> Short task
Count every line that holds the string "name", then give that number alone.

** start Material for this task **

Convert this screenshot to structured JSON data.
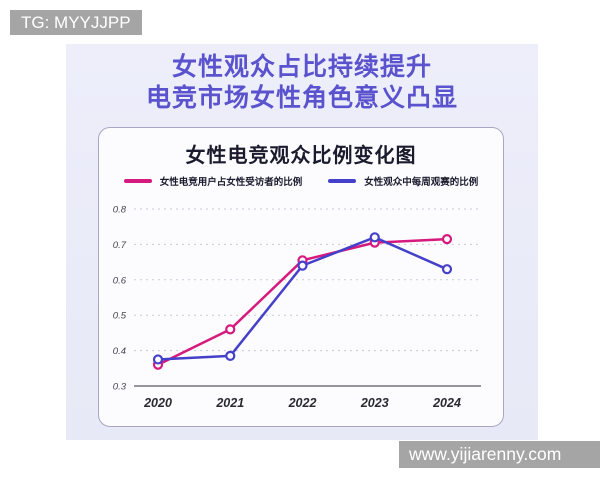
{
  "badges": {
    "tg": "TG: MYYJJPP",
    "watermark": "www.yijiarenny.com"
  },
  "header": {
    "title_line1": "女性观众占比持续提升",
    "title_line2": "电竞市场女性角色意义凸显"
  },
  "chart_data": {
    "type": "line",
    "title": "女性电竞观众比例变化图",
    "categories": [
      "2020",
      "2021",
      "2022",
      "2023",
      "2024"
    ],
    "series": [
      {
        "name": "女性电竞用户占女性受访者的比例",
        "color": "#d6197d",
        "values": [
          0.36,
          0.46,
          0.655,
          0.705,
          0.715
        ]
      },
      {
        "name": "女性观众中每周观赛的比例",
        "color": "#4540c9",
        "values": [
          0.375,
          0.385,
          0.64,
          0.72,
          0.63
        ]
      }
    ],
    "ylim": [
      0.3,
      0.8
    ],
    "yticks": [
      0.3,
      0.4,
      0.5,
      0.6,
      0.7,
      0.8
    ],
    "grid": "dashed horizontal",
    "legend_position": "top",
    "marker": "open-circle"
  },
  "colors": {
    "accent_purple": "#5a53cd",
    "pink_series": "#d6197d",
    "blue_series": "#4540c9",
    "panel_bg": "#e9ebf7",
    "badge_bg": "#a5a5a5",
    "gridline": "#c9c9d8"
  }
}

** end Material for this task **

> Written response
2